** Start of RAW RECORDS **
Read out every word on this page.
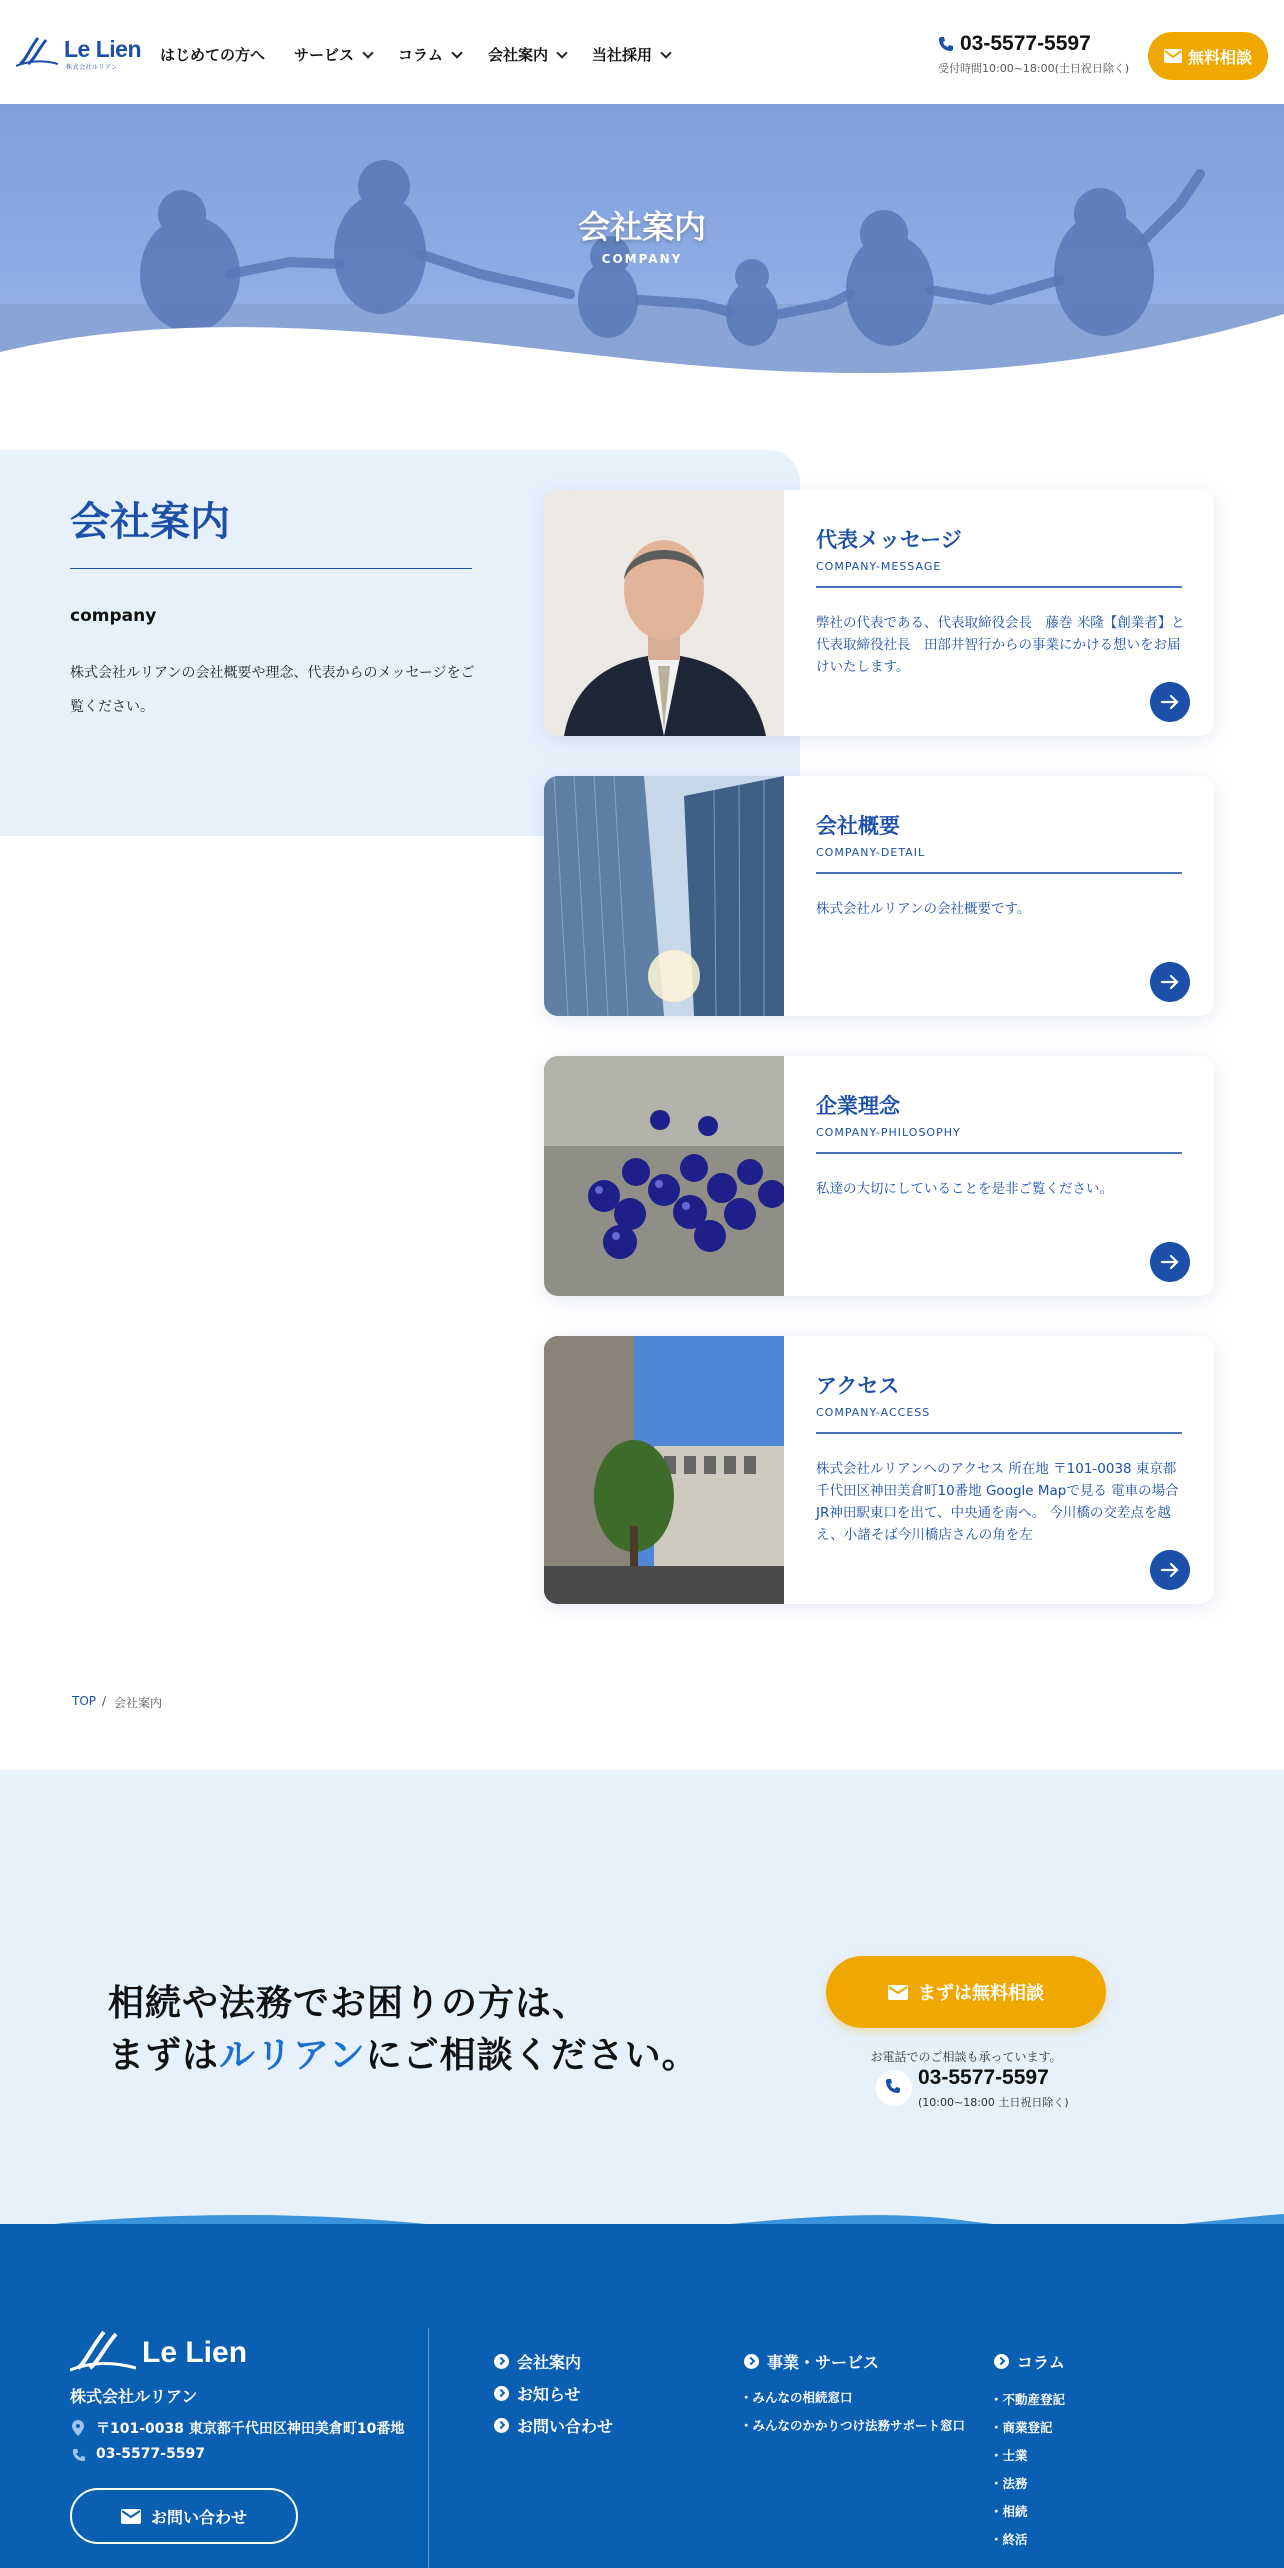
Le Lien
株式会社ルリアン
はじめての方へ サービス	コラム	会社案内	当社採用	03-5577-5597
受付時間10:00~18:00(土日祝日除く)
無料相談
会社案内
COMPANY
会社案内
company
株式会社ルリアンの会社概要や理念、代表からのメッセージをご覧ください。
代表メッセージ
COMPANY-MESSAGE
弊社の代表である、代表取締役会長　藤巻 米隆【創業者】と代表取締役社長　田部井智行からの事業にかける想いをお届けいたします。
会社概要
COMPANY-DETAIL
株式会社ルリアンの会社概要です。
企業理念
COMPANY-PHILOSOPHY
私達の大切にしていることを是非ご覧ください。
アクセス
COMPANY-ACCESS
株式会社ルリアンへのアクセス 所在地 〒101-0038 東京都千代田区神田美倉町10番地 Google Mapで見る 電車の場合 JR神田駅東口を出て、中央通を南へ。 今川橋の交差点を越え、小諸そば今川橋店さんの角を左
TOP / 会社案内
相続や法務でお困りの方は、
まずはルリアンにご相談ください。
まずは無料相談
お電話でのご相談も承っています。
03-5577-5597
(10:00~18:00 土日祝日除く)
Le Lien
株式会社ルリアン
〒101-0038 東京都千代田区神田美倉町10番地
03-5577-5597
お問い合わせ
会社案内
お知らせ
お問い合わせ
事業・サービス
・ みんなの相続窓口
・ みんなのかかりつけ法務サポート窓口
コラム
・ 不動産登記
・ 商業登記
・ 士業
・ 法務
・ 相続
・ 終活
** End of RAW RECORDS **
PROBLEM: Copy each line in full and exactly, omitting any picture.

OUTPUT OF THE TASK:
Read out every word on this page.
Le Lien
株式会社ルリアン
はじめての方へ サービス	コラム	会社案内	当社採用	03-5577-5597
受付時間10:00~18:00(土日祝日除く)
無料相談
会社案内
COMPANY
会社案内
company
株式会社ルリアンの会社概要や理念、代表からのメッセージをご覧ください。
代表メッセージ
COMPANY-MESSAGE
弊社の代表である、代表取締役会長　藤巻 米隆【創業者】と代表取締役社長　田部井智行からの事業にかける想いをお届けいたします。
会社概要
COMPANY-DETAIL
株式会社ルリアンの会社概要です。
企業理念
COMPANY-PHILOSOPHY
私達の大切にしていることを是非ご覧ください。
アクセス
COMPANY-ACCESS
株式会社ルリアンへのアクセス 所在地 〒101-0038 東京都千代田区神田美倉町10番地 Google Mapで見る 電車の場合 JR神田駅東口を出て、中央通を南へ。 今川橋の交差点を越え、小諸そば今川橋店さんの角を左
TOP / 会社案内
相続や法務でお困りの方は、
まずはルリアンにご相談ください。
まずは無料相談
お電話でのご相談も承っています。
03-5577-5597
(10:00~18:00 土日祝日除く)
Le Lien
株式会社ルリアン
〒101-0038 東京都千代田区神田美倉町10番地
03-5577-5597
お問い合わせ
会社案内
お知らせ
お問い合わせ
事業・サービス
・ みんなの相続窓口
・ みんなのかかりつけ法務サポート窓口
コラム
・ 不動産登記
・ 商業登記
・ 士業
・ 法務
・ 相続
・ 終活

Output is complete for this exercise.